== TASK BRIEF ==
Could you repeat the records below exactly, leaving out any pictures?

== DATA SUPPLIED ==
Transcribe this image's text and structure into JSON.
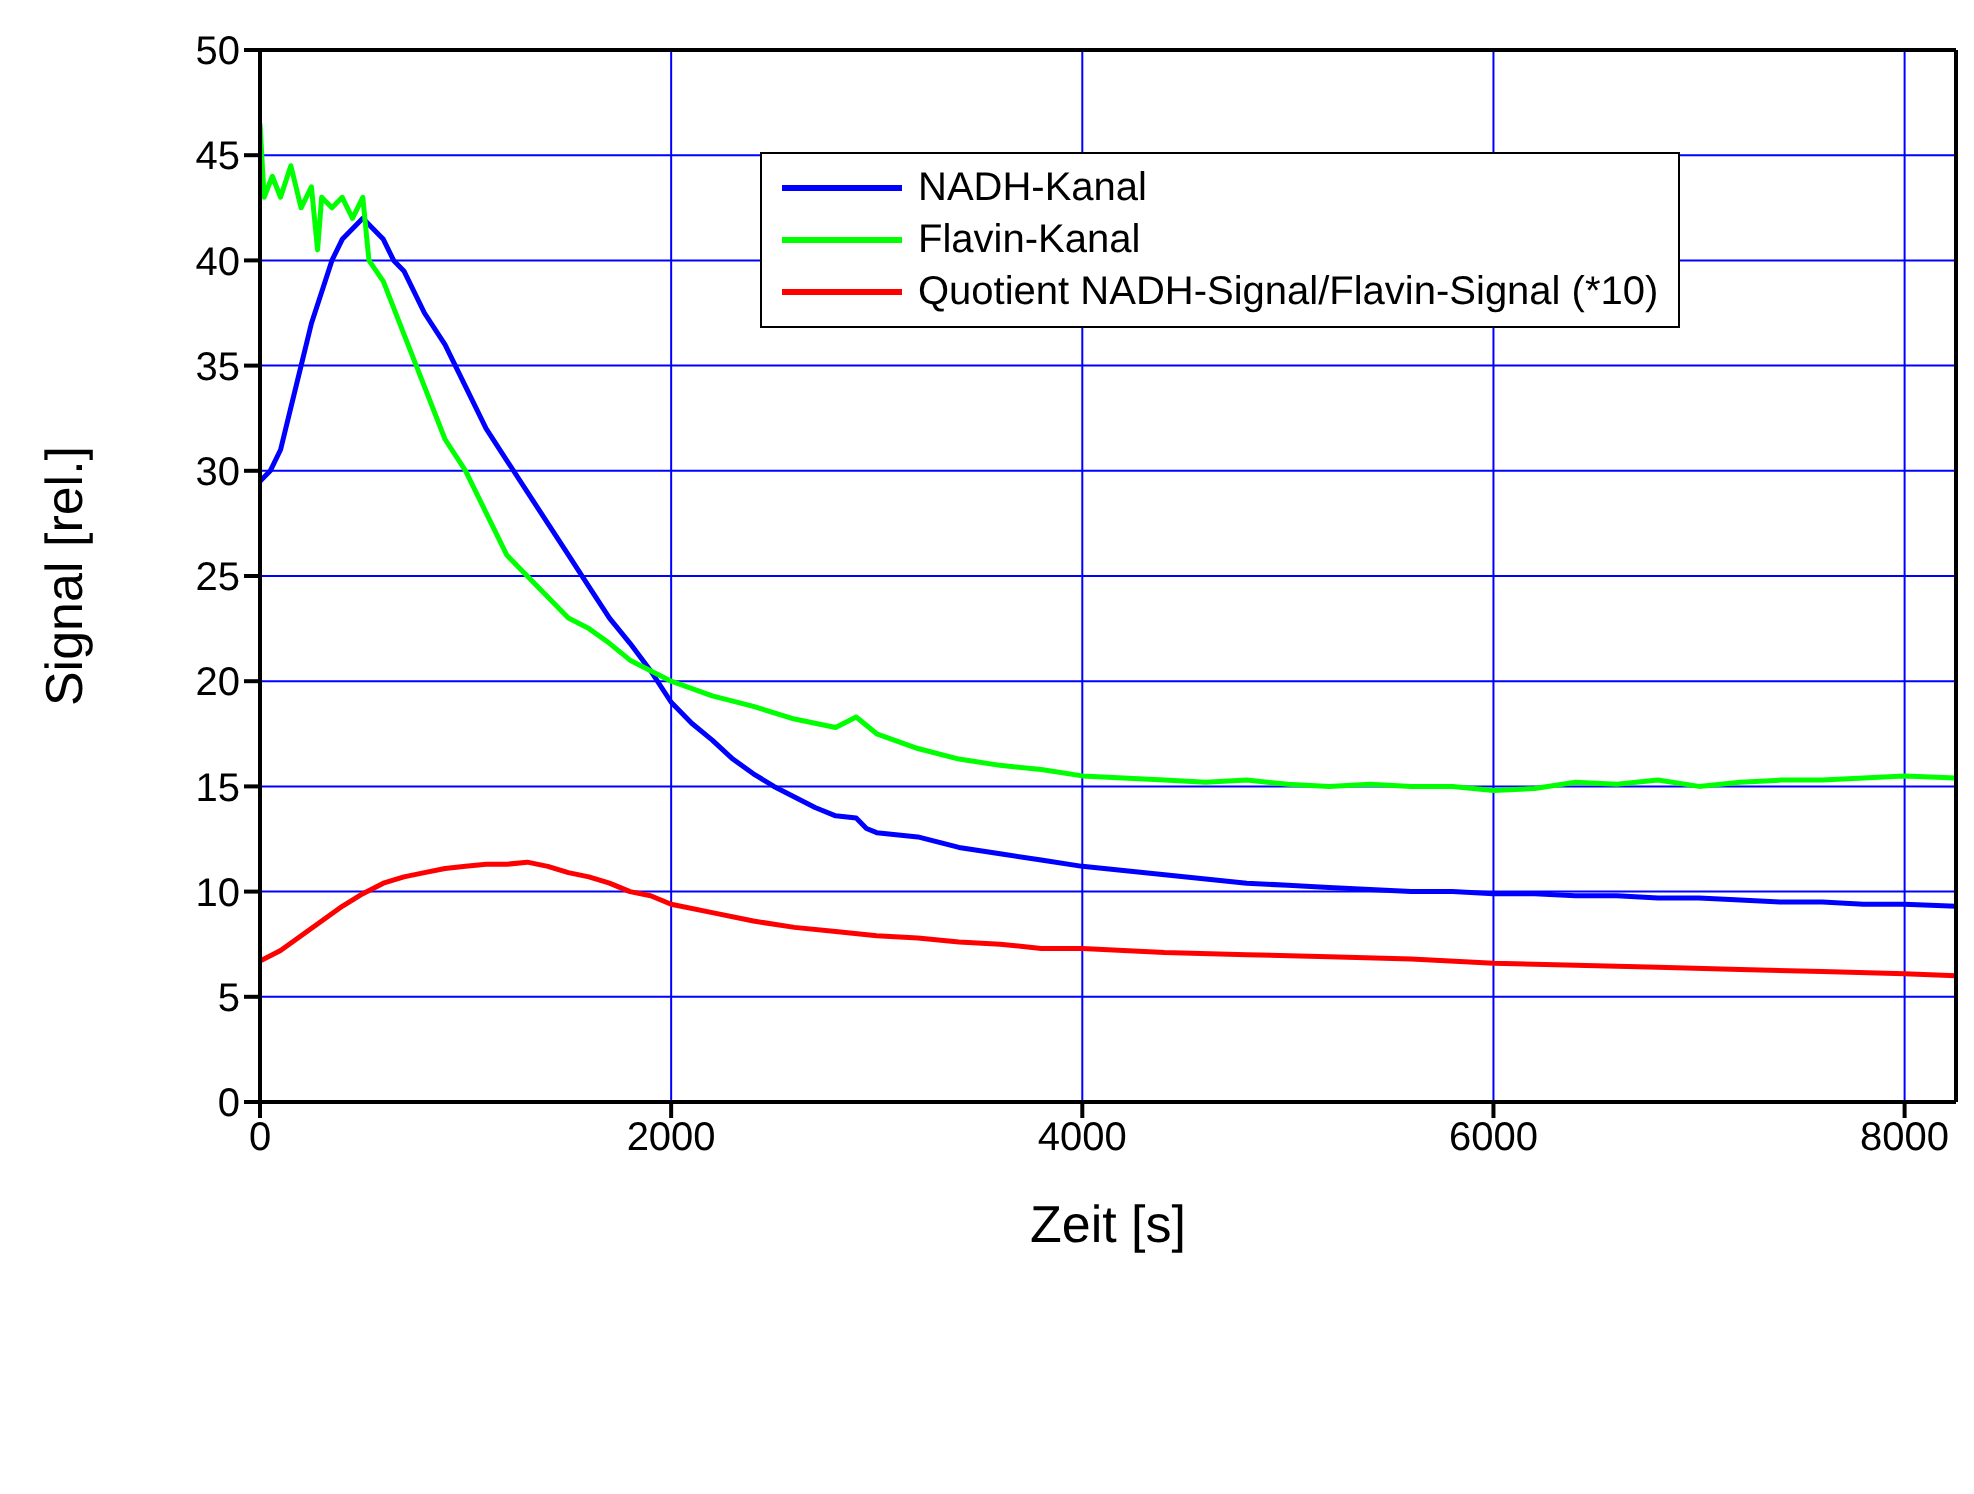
{
  "chart_data": {
    "type": "line",
    "xlabel": "Zeit [s]",
    "ylabel": "Signal [rel.]",
    "xlim": [
      0,
      8250
    ],
    "xticks": [
      0,
      2000,
      4000,
      6000,
      8000
    ],
    "ylim": [
      0,
      50
    ],
    "yticks": [
      0,
      5,
      10,
      15,
      20,
      25,
      30,
      35,
      40,
      45,
      50
    ],
    "grid": true,
    "legend": "top right",
    "marker": "none",
    "line_style": "solid",
    "series": [
      {
        "name": "NADH-Kanal",
        "color": "#0000ff",
        "x": [
          0,
          50,
          100,
          150,
          200,
          250,
          300,
          350,
          400,
          450,
          500,
          550,
          600,
          650,
          700,
          800,
          900,
          1000,
          1100,
          1200,
          1300,
          1400,
          1500,
          1600,
          1700,
          1800,
          1900,
          2000,
          2100,
          2200,
          2300,
          2400,
          2500,
          2600,
          2700,
          2800,
          2900,
          2950,
          3000,
          3200,
          3400,
          3600,
          3800,
          4000,
          4200,
          4400,
          4600,
          4800,
          5000,
          5200,
          5400,
          5600,
          5800,
          6000,
          6200,
          6400,
          6600,
          6800,
          7000,
          7200,
          7400,
          7600,
          7800,
          8000,
          8250
        ],
        "values": [
          29.5,
          30,
          31,
          33,
          35,
          37,
          38.5,
          40,
          41,
          41.5,
          42,
          41.5,
          41,
          40,
          39.5,
          37.5,
          36,
          34,
          32,
          30.5,
          29,
          27.5,
          26,
          24.5,
          23,
          21.8,
          20.5,
          19,
          18,
          17.2,
          16.3,
          15.6,
          15,
          14.5,
          14,
          13.6,
          13.5,
          13,
          12.8,
          12.6,
          12.1,
          11.8,
          11.5,
          11.2,
          11,
          10.8,
          10.6,
          10.4,
          10.3,
          10.2,
          10.1,
          10,
          10,
          9.9,
          9.9,
          9.8,
          9.8,
          9.7,
          9.7,
          9.6,
          9.5,
          9.5,
          9.4,
          9.4,
          9.3
        ]
      },
      {
        "name": "Flavin-Kanal",
        "color": "#00ff00",
        "x": [
          0,
          20,
          60,
          100,
          150,
          200,
          250,
          280,
          300,
          350,
          400,
          450,
          500,
          530,
          600,
          700,
          800,
          900,
          1000,
          1100,
          1200,
          1300,
          1400,
          1500,
          1600,
          1700,
          1800,
          1900,
          2000,
          2200,
          2400,
          2600,
          2800,
          2900,
          3000,
          3200,
          3400,
          3600,
          3800,
          4000,
          4200,
          4400,
          4600,
          4800,
          5000,
          5200,
          5400,
          5600,
          5800,
          6000,
          6200,
          6400,
          6600,
          6800,
          7000,
          7200,
          7400,
          7600,
          7800,
          8000,
          8250
        ],
        "values": [
          46.5,
          43,
          44,
          43,
          44.5,
          42.5,
          43.5,
          40.5,
          43,
          42.5,
          43,
          42,
          43,
          40,
          39,
          36.5,
          34,
          31.5,
          30,
          28,
          26,
          25,
          24,
          23,
          22.5,
          21.8,
          21,
          20.5,
          20,
          19.3,
          18.8,
          18.2,
          17.8,
          18.3,
          17.5,
          16.8,
          16.3,
          16,
          15.8,
          15.5,
          15.4,
          15.3,
          15.2,
          15.3,
          15.1,
          15,
          15.1,
          15,
          15,
          14.8,
          14.9,
          15.2,
          15.1,
          15.3,
          15,
          15.2,
          15.3,
          15.3,
          15.4,
          15.5,
          15.4
        ]
      },
      {
        "name": "Quotient NADH-Signal/Flavin-Signal (*10)",
        "color": "#ff0000",
        "x": [
          0,
          100,
          200,
          300,
          400,
          500,
          600,
          700,
          800,
          900,
          1000,
          1100,
          1200,
          1300,
          1400,
          1500,
          1600,
          1700,
          1800,
          1900,
          2000,
          2200,
          2400,
          2600,
          2800,
          3000,
          3200,
          3400,
          3600,
          3800,
          4000,
          4400,
          4800,
          5200,
          5600,
          6000,
          6400,
          6800,
          7200,
          7600,
          8000,
          8250
        ],
        "values": [
          6.7,
          7.2,
          7.9,
          8.6,
          9.3,
          9.9,
          10.4,
          10.7,
          10.9,
          11.1,
          11.2,
          11.3,
          11.3,
          11.4,
          11.2,
          10.9,
          10.7,
          10.4,
          10,
          9.8,
          9.4,
          9,
          8.6,
          8.3,
          8.1,
          7.9,
          7.8,
          7.6,
          7.5,
          7.3,
          7.3,
          7.1,
          7,
          6.9,
          6.8,
          6.6,
          6.5,
          6.4,
          6.3,
          6.2,
          6.1,
          6
        ]
      }
    ]
  }
}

== RESPONSE TO THIS TASK ==
Transcribe this image's text and structure into JSON.
{
  "chart_data": {
    "type": "line",
    "xlabel": "Zeit [s]",
    "ylabel": "Signal [rel.]",
    "xlim": [
      0,
      8250
    ],
    "xticks": [
      0,
      2000,
      4000,
      6000,
      8000
    ],
    "ylim": [
      0,
      50
    ],
    "yticks": [
      0,
      5,
      10,
      15,
      20,
      25,
      30,
      35,
      40,
      45,
      50
    ],
    "grid": true,
    "legend": "top right",
    "marker": "none",
    "line_style": "solid",
    "series": [
      {
        "name": "NADH-Kanal",
        "color": "#0000ff",
        "x": [
          0,
          50,
          100,
          150,
          200,
          250,
          300,
          350,
          400,
          450,
          500,
          550,
          600,
          650,
          700,
          800,
          900,
          1000,
          1100,
          1200,
          1300,
          1400,
          1500,
          1600,
          1700,
          1800,
          1900,
          2000,
          2100,
          2200,
          2300,
          2400,
          2500,
          2600,
          2700,
          2800,
          2900,
          2950,
          3000,
          3200,
          3400,
          3600,
          3800,
          4000,
          4200,
          4400,
          4600,
          4800,
          5000,
          5200,
          5400,
          5600,
          5800,
          6000,
          6200,
          6400,
          6600,
          6800,
          7000,
          7200,
          7400,
          7600,
          7800,
          8000,
          8250
        ],
        "values": [
          29.5,
          30,
          31,
          33,
          35,
          37,
          38.5,
          40,
          41,
          41.5,
          42,
          41.5,
          41,
          40,
          39.5,
          37.5,
          36,
          34,
          32,
          30.5,
          29,
          27.5,
          26,
          24.5,
          23,
          21.8,
          20.5,
          19,
          18,
          17.2,
          16.3,
          15.6,
          15,
          14.5,
          14,
          13.6,
          13.5,
          13,
          12.8,
          12.6,
          12.1,
          11.8,
          11.5,
          11.2,
          11,
          10.8,
          10.6,
          10.4,
          10.3,
          10.2,
          10.1,
          10,
          10,
          9.9,
          9.9,
          9.8,
          9.8,
          9.7,
          9.7,
          9.6,
          9.5,
          9.5,
          9.4,
          9.4,
          9.3
        ]
      },
      {
        "name": "Flavin-Kanal",
        "color": "#00ff00",
        "x": [
          0,
          20,
          60,
          100,
          150,
          200,
          250,
          280,
          300,
          350,
          400,
          450,
          500,
          530,
          600,
          700,
          800,
          900,
          1000,
          1100,
          1200,
          1300,
          1400,
          1500,
          1600,
          1700,
          1800,
          1900,
          2000,
          2200,
          2400,
          2600,
          2800,
          2900,
          3000,
          3200,
          3400,
          3600,
          3800,
          4000,
          4200,
          4400,
          4600,
          4800,
          5000,
          5200,
          5400,
          5600,
          5800,
          6000,
          6200,
          6400,
          6600,
          6800,
          7000,
          7200,
          7400,
          7600,
          7800,
          8000,
          8250
        ],
        "values": [
          46.5,
          43,
          44,
          43,
          44.5,
          42.5,
          43.5,
          40.5,
          43,
          42.5,
          43,
          42,
          43,
          40,
          39,
          36.5,
          34,
          31.5,
          30,
          28,
          26,
          25,
          24,
          23,
          22.5,
          21.8,
          21,
          20.5,
          20,
          19.3,
          18.8,
          18.2,
          17.8,
          18.3,
          17.5,
          16.8,
          16.3,
          16,
          15.8,
          15.5,
          15.4,
          15.3,
          15.2,
          15.3,
          15.1,
          15,
          15.1,
          15,
          15,
          14.8,
          14.9,
          15.2,
          15.1,
          15.3,
          15,
          15.2,
          15.3,
          15.3,
          15.4,
          15.5,
          15.4
        ]
      },
      {
        "name": "Quotient NADH-Signal/Flavin-Signal (*10)",
        "color": "#ff0000",
        "x": [
          0,
          100,
          200,
          300,
          400,
          500,
          600,
          700,
          800,
          900,
          1000,
          1100,
          1200,
          1300,
          1400,
          1500,
          1600,
          1700,
          1800,
          1900,
          2000,
          2200,
          2400,
          2600,
          2800,
          3000,
          3200,
          3400,
          3600,
          3800,
          4000,
          4400,
          4800,
          5200,
          5600,
          6000,
          6400,
          6800,
          7200,
          7600,
          8000,
          8250
        ],
        "values": [
          6.7,
          7.2,
          7.9,
          8.6,
          9.3,
          9.9,
          10.4,
          10.7,
          10.9,
          11.1,
          11.2,
          11.3,
          11.3,
          11.4,
          11.2,
          10.9,
          10.7,
          10.4,
          10,
          9.8,
          9.4,
          9,
          8.6,
          8.3,
          8.1,
          7.9,
          7.8,
          7.6,
          7.5,
          7.3,
          7.3,
          7.1,
          7,
          6.9,
          6.8,
          6.6,
          6.5,
          6.4,
          6.3,
          6.2,
          6.1,
          6
        ]
      }
    ]
  }
}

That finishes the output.